SET PROBLEM: Please retype the data in full and exactly; the pictures are not part of the copy.

(Figure collection entries)
■ ■ ■

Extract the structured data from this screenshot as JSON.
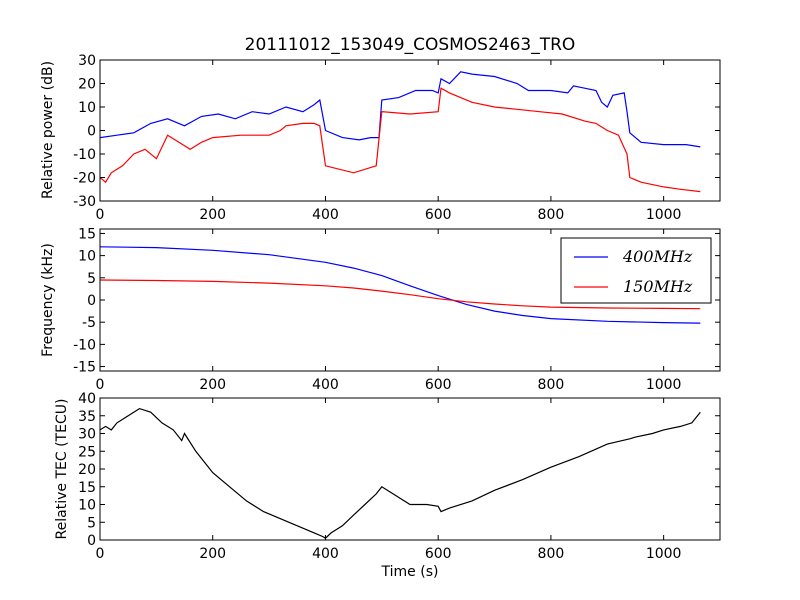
{
  "title": "20111012_153049_COSMOS2463_TRO",
  "chart_data": [
    {
      "type": "line",
      "ylabel": "Relative power (dB)",
      "xlabel": "",
      "xlim": [
        0,
        1100
      ],
      "ylim": [
        -30,
        30
      ],
      "xticks": [
        0,
        200,
        400,
        600,
        800,
        1000
      ],
      "yticks": [
        -30,
        -20,
        -10,
        0,
        10,
        20,
        30
      ],
      "grid": false,
      "series": [
        {
          "color": "#0000ff",
          "x": [
            0,
            30,
            60,
            90,
            120,
            150,
            180,
            210,
            240,
            270,
            300,
            330,
            360,
            380,
            390,
            400,
            430,
            460,
            480,
            495,
            500,
            530,
            560,
            590,
            600,
            605,
            620,
            640,
            660,
            700,
            740,
            760,
            800,
            830,
            840,
            860,
            880,
            890,
            900,
            910,
            930,
            935,
            940,
            960,
            1000,
            1040,
            1065
          ],
          "values": [
            -3,
            -2,
            -1,
            3,
            5,
            2,
            6,
            7,
            5,
            8,
            7,
            10,
            8,
            11,
            13,
            0,
            -3,
            -4,
            -3,
            -3,
            13,
            14,
            17,
            17,
            16,
            22,
            20,
            25,
            24,
            23,
            20,
            17,
            17,
            16,
            19,
            18,
            17,
            12,
            10,
            15,
            16,
            8,
            -1,
            -5,
            -6,
            -6,
            -7
          ]
        },
        {
          "color": "#ff0000",
          "x": [
            0,
            10,
            20,
            40,
            60,
            80,
            100,
            120,
            140,
            160,
            180,
            200,
            250,
            300,
            320,
            330,
            360,
            380,
            390,
            400,
            450,
            490,
            500,
            550,
            600,
            605,
            620,
            660,
            700,
            740,
            780,
            820,
            860,
            880,
            900,
            920,
            935,
            940,
            960,
            1000,
            1030,
            1065
          ],
          "values": [
            -20,
            -22,
            -18,
            -15,
            -10,
            -8,
            -12,
            -2,
            -5,
            -8,
            -5,
            -3,
            -2,
            -2,
            0,
            2,
            3,
            3,
            2,
            -15,
            -18,
            -15,
            8,
            7,
            8,
            18,
            16,
            12,
            10,
            9,
            8,
            7,
            4,
            3,
            0,
            -2,
            -10,
            -20,
            -22,
            -24,
            -25,
            -26
          ]
        }
      ]
    },
    {
      "type": "line",
      "ylabel": "Frequency (kHz)",
      "xlabel": "",
      "xlim": [
        0,
        1100
      ],
      "ylim": [
        -16,
        16
      ],
      "xticks": [
        0,
        200,
        400,
        600,
        800,
        1000
      ],
      "yticks": [
        -15,
        -10,
        -5,
        0,
        5,
        10,
        15
      ],
      "grid": false,
      "legend": {
        "placement": "upper-right"
      },
      "series": [
        {
          "name": "400MHz",
          "color": "#0000ff",
          "x": [
            0,
            100,
            200,
            300,
            400,
            450,
            500,
            550,
            600,
            650,
            700,
            750,
            800,
            900,
            1000,
            1065
          ],
          "values": [
            12,
            11.8,
            11.2,
            10.2,
            8.5,
            7.2,
            5.5,
            3.2,
            1.0,
            -1.0,
            -2.5,
            -3.5,
            -4.2,
            -4.8,
            -5.1,
            -5.2
          ]
        },
        {
          "name": "150MHz",
          "color": "#ff0000",
          "x": [
            0,
            100,
            200,
            300,
            400,
            450,
            500,
            550,
            600,
            650,
            700,
            750,
            800,
            900,
            1000,
            1065
          ],
          "values": [
            4.5,
            4.4,
            4.2,
            3.8,
            3.2,
            2.7,
            2.0,
            1.2,
            0.3,
            -0.4,
            -0.9,
            -1.3,
            -1.6,
            -1.8,
            -1.9,
            -1.95
          ]
        }
      ]
    },
    {
      "type": "line",
      "ylabel": "Relative TEC (TECU)",
      "xlabel": "Time (s)",
      "xlim": [
        0,
        1100
      ],
      "ylim": [
        0,
        40
      ],
      "xticks": [
        0,
        200,
        400,
        600,
        800,
        1000
      ],
      "yticks": [
        0,
        5,
        10,
        15,
        20,
        25,
        30,
        35,
        40
      ],
      "grid": false,
      "series": [
        {
          "color": "#000000",
          "x": [
            0,
            10,
            20,
            30,
            50,
            70,
            90,
            110,
            130,
            145,
            150,
            170,
            200,
            230,
            260,
            290,
            320,
            350,
            380,
            395,
            400,
            410,
            430,
            450,
            470,
            490,
            500,
            520,
            550,
            580,
            600,
            605,
            620,
            660,
            700,
            750,
            800,
            850,
            900,
            940,
            950,
            980,
            1000,
            1030,
            1050,
            1065
          ],
          "values": [
            31,
            32,
            31,
            33,
            35,
            37,
            36,
            33,
            31,
            28,
            30,
            25,
            19,
            15,
            11,
            8,
            6,
            4,
            2,
            1,
            0.5,
            2,
            4,
            7,
            10,
            13,
            15,
            13,
            10,
            10,
            9.5,
            8,
            9,
            11,
            14,
            17,
            20.5,
            23.5,
            27,
            28.5,
            29,
            30,
            31,
            32,
            33,
            36
          ]
        }
      ]
    }
  ]
}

■ ■ ■

OUTPUT OF THE TASK:
Extract the structured data from this screenshot as JSON.
{
  "title": "20111012_153049_COSMOS2463_TRO",
  "chart_data": [
    {
      "type": "line",
      "ylabel": "Relative power (dB)",
      "xlabel": "",
      "xlim": [
        0,
        1100
      ],
      "ylim": [
        -30,
        30
      ],
      "xticks": [
        0,
        200,
        400,
        600,
        800,
        1000
      ],
      "yticks": [
        -30,
        -20,
        -10,
        0,
        10,
        20,
        30
      ],
      "grid": false,
      "series": [
        {
          "color": "#0000ff",
          "x": [
            0,
            30,
            60,
            90,
            120,
            150,
            180,
            210,
            240,
            270,
            300,
            330,
            360,
            380,
            390,
            400,
            430,
            460,
            480,
            495,
            500,
            530,
            560,
            590,
            600,
            605,
            620,
            640,
            660,
            700,
            740,
            760,
            800,
            830,
            840,
            860,
            880,
            890,
            900,
            910,
            930,
            935,
            940,
            960,
            1000,
            1040,
            1065
          ],
          "values": [
            -3,
            -2,
            -1,
            3,
            5,
            2,
            6,
            7,
            5,
            8,
            7,
            10,
            8,
            11,
            13,
            0,
            -3,
            -4,
            -3,
            -3,
            13,
            14,
            17,
            17,
            16,
            22,
            20,
            25,
            24,
            23,
            20,
            17,
            17,
            16,
            19,
            18,
            17,
            12,
            10,
            15,
            16,
            8,
            -1,
            -5,
            -6,
            -6,
            -7
          ]
        },
        {
          "color": "#ff0000",
          "x": [
            0,
            10,
            20,
            40,
            60,
            80,
            100,
            120,
            140,
            160,
            180,
            200,
            250,
            300,
            320,
            330,
            360,
            380,
            390,
            400,
            450,
            490,
            500,
            550,
            600,
            605,
            620,
            660,
            700,
            740,
            780,
            820,
            860,
            880,
            900,
            920,
            935,
            940,
            960,
            1000,
            1030,
            1065
          ],
          "values": [
            -20,
            -22,
            -18,
            -15,
            -10,
            -8,
            -12,
            -2,
            -5,
            -8,
            -5,
            -3,
            -2,
            -2,
            0,
            2,
            3,
            3,
            2,
            -15,
            -18,
            -15,
            8,
            7,
            8,
            18,
            16,
            12,
            10,
            9,
            8,
            7,
            4,
            3,
            0,
            -2,
            -10,
            -20,
            -22,
            -24,
            -25,
            -26
          ]
        }
      ]
    },
    {
      "type": "line",
      "ylabel": "Frequency (kHz)",
      "xlabel": "",
      "xlim": [
        0,
        1100
      ],
      "ylim": [
        -16,
        16
      ],
      "xticks": [
        0,
        200,
        400,
        600,
        800,
        1000
      ],
      "yticks": [
        -15,
        -10,
        -5,
        0,
        5,
        10,
        15
      ],
      "grid": false,
      "legend": {
        "placement": "upper-right"
      },
      "series": [
        {
          "name": "400MHz",
          "color": "#0000ff",
          "x": [
            0,
            100,
            200,
            300,
            400,
            450,
            500,
            550,
            600,
            650,
            700,
            750,
            800,
            900,
            1000,
            1065
          ],
          "values": [
            12,
            11.8,
            11.2,
            10.2,
            8.5,
            7.2,
            5.5,
            3.2,
            1.0,
            -1.0,
            -2.5,
            -3.5,
            -4.2,
            -4.8,
            -5.1,
            -5.2
          ]
        },
        {
          "name": "150MHz",
          "color": "#ff0000",
          "x": [
            0,
            100,
            200,
            300,
            400,
            450,
            500,
            550,
            600,
            650,
            700,
            750,
            800,
            900,
            1000,
            1065
          ],
          "values": [
            4.5,
            4.4,
            4.2,
            3.8,
            3.2,
            2.7,
            2.0,
            1.2,
            0.3,
            -0.4,
            -0.9,
            -1.3,
            -1.6,
            -1.8,
            -1.9,
            -1.95
          ]
        }
      ]
    },
    {
      "type": "line",
      "ylabel": "Relative TEC (TECU)",
      "xlabel": "Time (s)",
      "xlim": [
        0,
        1100
      ],
      "ylim": [
        0,
        40
      ],
      "xticks": [
        0,
        200,
        400,
        600,
        800,
        1000
      ],
      "yticks": [
        0,
        5,
        10,
        15,
        20,
        25,
        30,
        35,
        40
      ],
      "grid": false,
      "series": [
        {
          "color": "#000000",
          "x": [
            0,
            10,
            20,
            30,
            50,
            70,
            90,
            110,
            130,
            145,
            150,
            170,
            200,
            230,
            260,
            290,
            320,
            350,
            380,
            395,
            400,
            410,
            430,
            450,
            470,
            490,
            500,
            520,
            550,
            580,
            600,
            605,
            620,
            660,
            700,
            750,
            800,
            850,
            900,
            940,
            950,
            980,
            1000,
            1030,
            1050,
            1065
          ],
          "values": [
            31,
            32,
            31,
            33,
            35,
            37,
            36,
            33,
            31,
            28,
            30,
            25,
            19,
            15,
            11,
            8,
            6,
            4,
            2,
            1,
            0.5,
            2,
            4,
            7,
            10,
            13,
            15,
            13,
            10,
            10,
            9.5,
            8,
            9,
            11,
            14,
            17,
            20.5,
            23.5,
            27,
            28.5,
            29,
            30,
            31,
            32,
            33,
            36
          ]
        }
      ]
    }
  ]
}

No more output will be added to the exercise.